• The problem
Only the pictures stay out; every record is to be quoted exactly.

══════════════════════════════

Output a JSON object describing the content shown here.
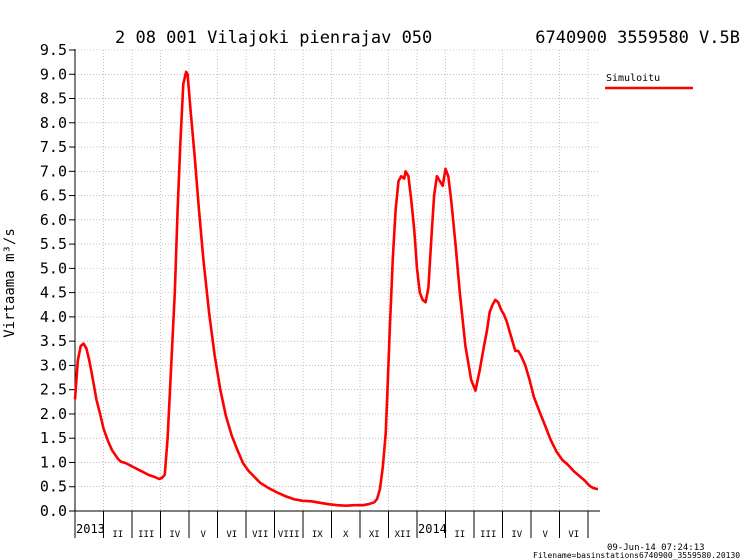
{
  "header": {
    "title": "2 08 001 Vilajoki pienrajav 050",
    "code": "6740900 3559580 V.5B"
  },
  "footer": {
    "date": "09-Jun-14 07:24:13",
    "filename": "Filename=basinstations6740900_3559580.20130"
  },
  "colors": {
    "series": "#ff0000",
    "grid": "#9a9a9a",
    "axis": "#000000"
  },
  "chart_data": {
    "type": "line",
    "ylabel": "Virtaama m³/s",
    "ylim": [
      0.0,
      9.5
    ],
    "yticks": [
      "0.0",
      "0.5",
      "1.0",
      "1.5",
      "2.0",
      "2.5",
      "3.0",
      "3.5",
      "4.0",
      "4.5",
      "5.0",
      "5.5",
      "6.0",
      "6.5",
      "7.0",
      "7.5",
      "8.0",
      "8.5",
      "9.0",
      "9.5"
    ],
    "x_unit": "month index (0 = start of Jan 2013)",
    "xlim": [
      0,
      18.35
    ],
    "month_labels": [
      "2013",
      "II",
      "III",
      "IV",
      "V",
      "VI",
      "VII",
      "VIII",
      "IX",
      "X",
      "XI",
      "XII",
      "2014",
      "II",
      "III",
      "IV",
      "V",
      "VI"
    ],
    "legend": {
      "position": "top-right",
      "entries": [
        "Simuloitu"
      ]
    },
    "grid": true,
    "series": [
      {
        "name": "Simuloitu",
        "color": "#ff0000",
        "points": [
          [
            0.0,
            2.3
          ],
          [
            0.1,
            3.1
          ],
          [
            0.2,
            3.4
          ],
          [
            0.3,
            3.45
          ],
          [
            0.4,
            3.35
          ],
          [
            0.5,
            3.1
          ],
          [
            0.6,
            2.8
          ],
          [
            0.75,
            2.3
          ],
          [
            0.9,
            1.95
          ],
          [
            1.0,
            1.7
          ],
          [
            1.15,
            1.45
          ],
          [
            1.3,
            1.25
          ],
          [
            1.5,
            1.08
          ],
          [
            1.6,
            1.02
          ],
          [
            1.8,
            0.98
          ],
          [
            2.0,
            0.92
          ],
          [
            2.2,
            0.86
          ],
          [
            2.4,
            0.8
          ],
          [
            2.6,
            0.74
          ],
          [
            2.8,
            0.7
          ],
          [
            2.95,
            0.66
          ],
          [
            3.05,
            0.68
          ],
          [
            3.15,
            0.75
          ],
          [
            3.25,
            1.5
          ],
          [
            3.35,
            2.7
          ],
          [
            3.5,
            4.5
          ],
          [
            3.6,
            6.2
          ],
          [
            3.7,
            7.6
          ],
          [
            3.8,
            8.8
          ],
          [
            3.9,
            9.05
          ],
          [
            3.95,
            9.0
          ],
          [
            4.05,
            8.3
          ],
          [
            4.2,
            7.3
          ],
          [
            4.35,
            6.2
          ],
          [
            4.5,
            5.2
          ],
          [
            4.7,
            4.1
          ],
          [
            4.9,
            3.2
          ],
          [
            5.1,
            2.5
          ],
          [
            5.3,
            1.95
          ],
          [
            5.5,
            1.55
          ],
          [
            5.7,
            1.25
          ],
          [
            5.9,
            0.98
          ],
          [
            6.1,
            0.82
          ],
          [
            6.3,
            0.7
          ],
          [
            6.5,
            0.58
          ],
          [
            6.8,
            0.47
          ],
          [
            7.1,
            0.38
          ],
          [
            7.4,
            0.3
          ],
          [
            7.7,
            0.24
          ],
          [
            8.0,
            0.21
          ],
          [
            8.3,
            0.2
          ],
          [
            8.6,
            0.17
          ],
          [
            8.9,
            0.14
          ],
          [
            9.2,
            0.12
          ],
          [
            9.5,
            0.11
          ],
          [
            9.8,
            0.12
          ],
          [
            10.1,
            0.12
          ],
          [
            10.3,
            0.14
          ],
          [
            10.5,
            0.18
          ],
          [
            10.6,
            0.25
          ],
          [
            10.7,
            0.45
          ],
          [
            10.8,
            0.9
          ],
          [
            10.9,
            1.6
          ],
          [
            10.95,
            2.3
          ],
          [
            11.05,
            3.8
          ],
          [
            11.15,
            5.2
          ],
          [
            11.25,
            6.2
          ],
          [
            11.35,
            6.8
          ],
          [
            11.45,
            6.9
          ],
          [
            11.55,
            6.85
          ],
          [
            11.6,
            7.0
          ],
          [
            11.7,
            6.9
          ],
          [
            11.8,
            6.4
          ],
          [
            11.9,
            5.8
          ],
          [
            12.0,
            5.0
          ],
          [
            12.1,
            4.5
          ],
          [
            12.2,
            4.35
          ],
          [
            12.3,
            4.3
          ],
          [
            12.4,
            4.6
          ],
          [
            12.5,
            5.6
          ],
          [
            12.6,
            6.5
          ],
          [
            12.7,
            6.9
          ],
          [
            12.8,
            6.8
          ],
          [
            12.9,
            6.7
          ],
          [
            13.0,
            7.05
          ],
          [
            13.1,
            6.9
          ],
          [
            13.2,
            6.4
          ],
          [
            13.35,
            5.5
          ],
          [
            13.5,
            4.5
          ],
          [
            13.7,
            3.4
          ],
          [
            13.9,
            2.7
          ],
          [
            14.05,
            2.48
          ],
          [
            14.2,
            2.9
          ],
          [
            14.35,
            3.4
          ],
          [
            14.45,
            3.7
          ],
          [
            14.55,
            4.1
          ],
          [
            14.65,
            4.25
          ],
          [
            14.75,
            4.35
          ],
          [
            14.85,
            4.3
          ],
          [
            14.95,
            4.15
          ],
          [
            15.05,
            4.05
          ],
          [
            15.15,
            3.9
          ],
          [
            15.25,
            3.7
          ],
          [
            15.35,
            3.5
          ],
          [
            15.45,
            3.3
          ],
          [
            15.55,
            3.3
          ],
          [
            15.65,
            3.2
          ],
          [
            15.8,
            3.0
          ],
          [
            15.95,
            2.7
          ],
          [
            16.1,
            2.35
          ],
          [
            16.3,
            2.05
          ],
          [
            16.5,
            1.75
          ],
          [
            16.7,
            1.45
          ],
          [
            16.9,
            1.22
          ],
          [
            17.1,
            1.05
          ],
          [
            17.3,
            0.95
          ],
          [
            17.5,
            0.82
          ],
          [
            17.7,
            0.72
          ],
          [
            17.9,
            0.62
          ],
          [
            18.0,
            0.55
          ],
          [
            18.1,
            0.5
          ],
          [
            18.2,
            0.47
          ],
          [
            18.35,
            0.45
          ],
          [
            18.5,
            0.44
          ],
          [
            18.6,
            0.43
          ],
          [
            18.75,
            0.42
          ],
          [
            18.85,
            0.4
          ],
          [
            18.95,
            0.38
          ],
          [
            19.05,
            0.37
          ]
        ]
      }
    ]
  }
}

══════════════════════════════

• Solution below
Output a JSON object describing the content shown here.
{
  "header": {
    "title": "2 08 001 Vilajoki pienrajav 050",
    "code": "6740900 3559580 V.5B"
  },
  "footer": {
    "date": "09-Jun-14 07:24:13",
    "filename": "Filename=basinstations6740900_3559580.20130"
  },
  "colors": {
    "series": "#ff0000",
    "grid": "#9a9a9a",
    "axis": "#000000"
  },
  "chart_data": {
    "type": "line",
    "ylabel": "Virtaama m³/s",
    "ylim": [
      0.0,
      9.5
    ],
    "yticks": [
      "0.0",
      "0.5",
      "1.0",
      "1.5",
      "2.0",
      "2.5",
      "3.0",
      "3.5",
      "4.0",
      "4.5",
      "5.0",
      "5.5",
      "6.0",
      "6.5",
      "7.0",
      "7.5",
      "8.0",
      "8.5",
      "9.0",
      "9.5"
    ],
    "x_unit": "month index (0 = start of Jan 2013)",
    "xlim": [
      0,
      18.35
    ],
    "month_labels": [
      "2013",
      "II",
      "III",
      "IV",
      "V",
      "VI",
      "VII",
      "VIII",
      "IX",
      "X",
      "XI",
      "XII",
      "2014",
      "II",
      "III",
      "IV",
      "V",
      "VI"
    ],
    "legend": {
      "position": "top-right",
      "entries": [
        "Simuloitu"
      ]
    },
    "grid": true,
    "series": [
      {
        "name": "Simuloitu",
        "color": "#ff0000",
        "points": [
          [
            0.0,
            2.3
          ],
          [
            0.1,
            3.1
          ],
          [
            0.2,
            3.4
          ],
          [
            0.3,
            3.45
          ],
          [
            0.4,
            3.35
          ],
          [
            0.5,
            3.1
          ],
          [
            0.6,
            2.8
          ],
          [
            0.75,
            2.3
          ],
          [
            0.9,
            1.95
          ],
          [
            1.0,
            1.7
          ],
          [
            1.15,
            1.45
          ],
          [
            1.3,
            1.25
          ],
          [
            1.5,
            1.08
          ],
          [
            1.6,
            1.02
          ],
          [
            1.8,
            0.98
          ],
          [
            2.0,
            0.92
          ],
          [
            2.2,
            0.86
          ],
          [
            2.4,
            0.8
          ],
          [
            2.6,
            0.74
          ],
          [
            2.8,
            0.7
          ],
          [
            2.95,
            0.66
          ],
          [
            3.05,
            0.68
          ],
          [
            3.15,
            0.75
          ],
          [
            3.25,
            1.5
          ],
          [
            3.35,
            2.7
          ],
          [
            3.5,
            4.5
          ],
          [
            3.6,
            6.2
          ],
          [
            3.7,
            7.6
          ],
          [
            3.8,
            8.8
          ],
          [
            3.9,
            9.05
          ],
          [
            3.95,
            9.0
          ],
          [
            4.05,
            8.3
          ],
          [
            4.2,
            7.3
          ],
          [
            4.35,
            6.2
          ],
          [
            4.5,
            5.2
          ],
          [
            4.7,
            4.1
          ],
          [
            4.9,
            3.2
          ],
          [
            5.1,
            2.5
          ],
          [
            5.3,
            1.95
          ],
          [
            5.5,
            1.55
          ],
          [
            5.7,
            1.25
          ],
          [
            5.9,
            0.98
          ],
          [
            6.1,
            0.82
          ],
          [
            6.3,
            0.7
          ],
          [
            6.5,
            0.58
          ],
          [
            6.8,
            0.47
          ],
          [
            7.1,
            0.38
          ],
          [
            7.4,
            0.3
          ],
          [
            7.7,
            0.24
          ],
          [
            8.0,
            0.21
          ],
          [
            8.3,
            0.2
          ],
          [
            8.6,
            0.17
          ],
          [
            8.9,
            0.14
          ],
          [
            9.2,
            0.12
          ],
          [
            9.5,
            0.11
          ],
          [
            9.8,
            0.12
          ],
          [
            10.1,
            0.12
          ],
          [
            10.3,
            0.14
          ],
          [
            10.5,
            0.18
          ],
          [
            10.6,
            0.25
          ],
          [
            10.7,
            0.45
          ],
          [
            10.8,
            0.9
          ],
          [
            10.9,
            1.6
          ],
          [
            10.95,
            2.3
          ],
          [
            11.05,
            3.8
          ],
          [
            11.15,
            5.2
          ],
          [
            11.25,
            6.2
          ],
          [
            11.35,
            6.8
          ],
          [
            11.45,
            6.9
          ],
          [
            11.55,
            6.85
          ],
          [
            11.6,
            7.0
          ],
          [
            11.7,
            6.9
          ],
          [
            11.8,
            6.4
          ],
          [
            11.9,
            5.8
          ],
          [
            12.0,
            5.0
          ],
          [
            12.1,
            4.5
          ],
          [
            12.2,
            4.35
          ],
          [
            12.3,
            4.3
          ],
          [
            12.4,
            4.6
          ],
          [
            12.5,
            5.6
          ],
          [
            12.6,
            6.5
          ],
          [
            12.7,
            6.9
          ],
          [
            12.8,
            6.8
          ],
          [
            12.9,
            6.7
          ],
          [
            13.0,
            7.05
          ],
          [
            13.1,
            6.9
          ],
          [
            13.2,
            6.4
          ],
          [
            13.35,
            5.5
          ],
          [
            13.5,
            4.5
          ],
          [
            13.7,
            3.4
          ],
          [
            13.9,
            2.7
          ],
          [
            14.05,
            2.48
          ],
          [
            14.2,
            2.9
          ],
          [
            14.35,
            3.4
          ],
          [
            14.45,
            3.7
          ],
          [
            14.55,
            4.1
          ],
          [
            14.65,
            4.25
          ],
          [
            14.75,
            4.35
          ],
          [
            14.85,
            4.3
          ],
          [
            14.95,
            4.15
          ],
          [
            15.05,
            4.05
          ],
          [
            15.15,
            3.9
          ],
          [
            15.25,
            3.7
          ],
          [
            15.35,
            3.5
          ],
          [
            15.45,
            3.3
          ],
          [
            15.55,
            3.3
          ],
          [
            15.65,
            3.2
          ],
          [
            15.8,
            3.0
          ],
          [
            15.95,
            2.7
          ],
          [
            16.1,
            2.35
          ],
          [
            16.3,
            2.05
          ],
          [
            16.5,
            1.75
          ],
          [
            16.7,
            1.45
          ],
          [
            16.9,
            1.22
          ],
          [
            17.1,
            1.05
          ],
          [
            17.3,
            0.95
          ],
          [
            17.5,
            0.82
          ],
          [
            17.7,
            0.72
          ],
          [
            17.9,
            0.62
          ],
          [
            18.0,
            0.55
          ],
          [
            18.1,
            0.5
          ],
          [
            18.2,
            0.47
          ],
          [
            18.35,
            0.45
          ],
          [
            18.5,
            0.44
          ],
          [
            18.6,
            0.43
          ],
          [
            18.75,
            0.42
          ],
          [
            18.85,
            0.4
          ],
          [
            18.95,
            0.38
          ],
          [
            19.05,
            0.37
          ]
        ]
      }
    ]
  }
}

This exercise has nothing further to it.